Exercise objective: Reproduce the records below in full and exactly, without their images.
--- Stored data ---
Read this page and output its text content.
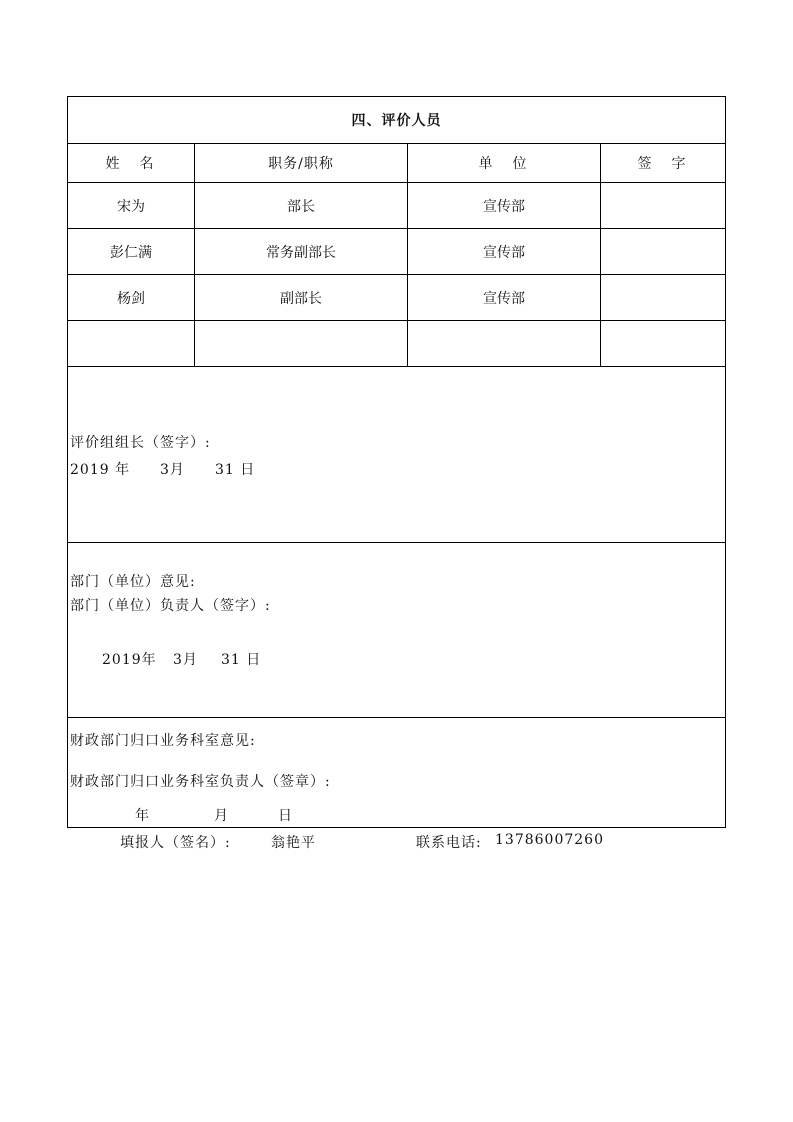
四、评价人员
姓　名	职务/职称	单　位	签　字
宋为	部长	宣传部
彭仁满	常务副部长	宣传部
杨剑	副部长	宣传部
评价组组长（签字）:
2019 年 3月 31 日
部门（单位）意见:
部门（单位）负责人（签字）:
2019年 3月 31 日
财政部门归口业务科室意见:
财政部门归口业务科室负责人（签章）:
年	月	日
填报人（签名）:	翁艳平	联系电话: 13786007260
---
Written answer:
Read this page and output its text content.
四、评价人员
姓　名	职务/职称	单　位	签　字
宋为	部长	宣传部
彭仁满	常务副部长	宣传部
杨剑	副部长	宣传部
评价组组长（签字）:
2019 年 3月 31 日
部门（单位）意见:
部门（单位）负责人（签字）:
2019年 3月 31 日
财政部门归口业务科室意见:
财政部门归口业务科室负责人（签章）:
年	月	日
填报人（签名）:	翁艳平	联系电话: 13786007260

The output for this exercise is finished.